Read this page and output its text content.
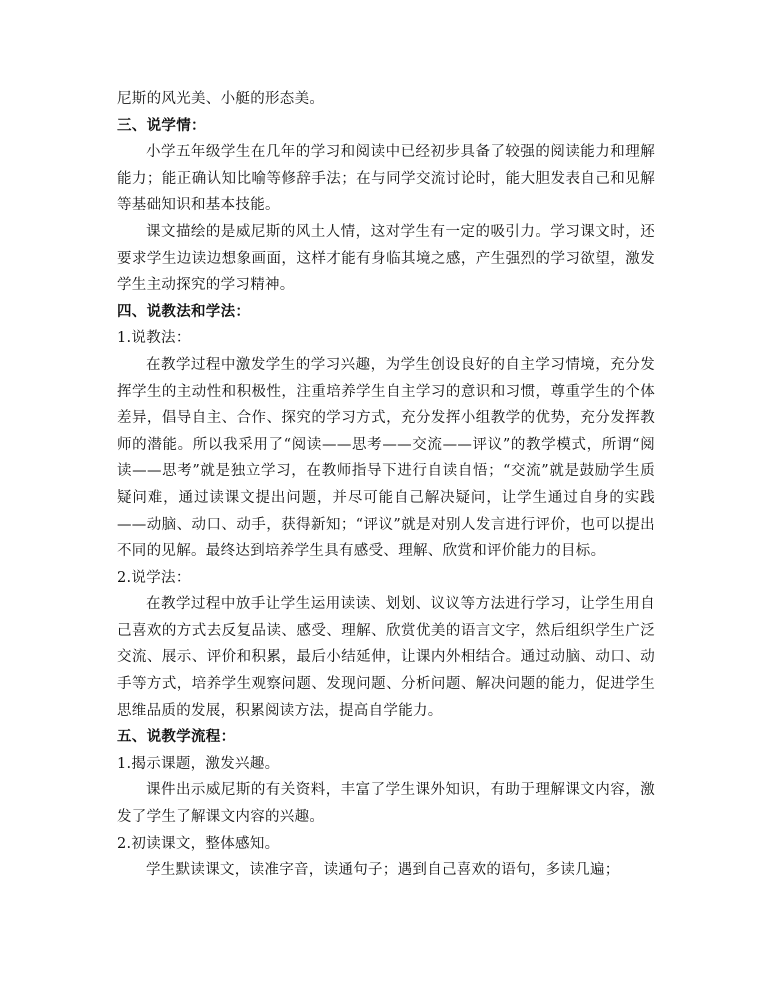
尼斯的风光美、小艇的形态美。

三、说学情：

小学五年级学生在几年的学习和阅读中已经初步具备了较强的阅读能力和理解能力；能正确认知比喻等修辞手法；在与同学交流讨论时，能大胆发表自己和见解等基础知识和基本技能。

课文描绘的是威尼斯的风土人情，这对学生有一定的吸引力。学习课文时，还要求学生边读边想象画面，这样才能有身临其境之感，产生强烈的学习欲望，激发学生主动探究的学习精神。

四、说教法和学法：

1.说教法：

在教学过程中激发学生的学习兴趣，为学生创设良好的自主学习情境，充分发挥学生的主动性和积极性，注重培养学生自主学习的意识和习惯，尊重学生的个体差异，倡导自主、合作、探究的学习方式，充分发挥小组教学的优势，充分发挥教师的潜能。所以我采用了“阅读——思考——交流——评议”的教学模式，所谓“阅读——思考”就是独立学习，在教师指导下进行自读自悟；“交流”就是鼓励学生质疑问难，通过读课文提出问题，并尽可能自己解决疑问，让学生通过自身的实践——动脑、动口、动手，获得新知；“评议”就是对别人发言进行评价，也可以提出不同的见解。最终达到培养学生具有感受、理解、欣赏和评价能力的目标。

2.说学法：

在教学过程中放手让学生运用读读、划划、议议等方法进行学习，让学生用自己喜欢的方式去反复品读、感受、理解、欣赏优美的语言文字，然后组织学生广泛交流、展示、评价和积累，最后小结延伸，让课内外相结合。通过动脑、动口、动手等方式，培养学生观察问题、发现问题、分析问题、解决问题的能力，促进学生思维品质的发展，积累阅读方法，提高自学能力。

五、说教学流程：

1.揭示课题，激发兴趣。

课件出示威尼斯的有关资料，丰富了学生课外知识，有助于理解课文内容，激发了学生了解课文内容的兴趣。

2.初读课文，整体感知。

学生默读课文，读准字音，读通句子；遇到自己喜欢的语句，多读几遍；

■ ■ ■

# Task to carry out:
Copy out each line word for word, please, skipping the images.

# Response:
Read this page and output its text content.
尼斯的风光美、小艇的形态美。

三、说学情：

小学五年级学生在几年的学习和阅读中已经初步具备了较强的阅读能力和理解能力；能正确认知比喻等修辞手法；在与同学交流讨论时，能大胆发表自己和见解等基础知识和基本技能。

课文描绘的是威尼斯的风土人情，这对学生有一定的吸引力。学习课文时，还要求学生边读边想象画面，这样才能有身临其境之感，产生强烈的学习欲望，激发学生主动探究的学习精神。

四、说教法和学法：

1.说教法：

在教学过程中激发学生的学习兴趣，为学生创设良好的自主学习情境，充分发挥学生的主动性和积极性，注重培养学生自主学习的意识和习惯，尊重学生的个体差异，倡导自主、合作、探究的学习方式，充分发挥小组教学的优势，充分发挥教师的潜能。所以我采用了“阅读——思考——交流——评议”的教学模式，所谓“阅读——思考”就是独立学习，在教师指导下进行自读自悟；“交流”就是鼓励学生质疑问难，通过读课文提出问题，并尽可能自己解决疑问，让学生通过自身的实践——动脑、动口、动手，获得新知；“评议”就是对别人发言进行评价，也可以提出不同的见解。最终达到培养学生具有感受、理解、欣赏和评价能力的目标。

2.说学法：

在教学过程中放手让学生运用读读、划划、议议等方法进行学习，让学生用自己喜欢的方式去反复品读、感受、理解、欣赏优美的语言文字，然后组织学生广泛交流、展示、评价和积累，最后小结延伸，让课内外相结合。通过动脑、动口、动手等方式，培养学生观察问题、发现问题、分析问题、解决问题的能力，促进学生思维品质的发展，积累阅读方法，提高自学能力。

五、说教学流程：

1.揭示课题，激发兴趣。

课件出示威尼斯的有关资料，丰富了学生课外知识，有助于理解课文内容，激发了学生了解课文内容的兴趣。

2.初读课文，整体感知。

学生默读课文，读准字音，读通句子；遇到自己喜欢的语句，多读几遍；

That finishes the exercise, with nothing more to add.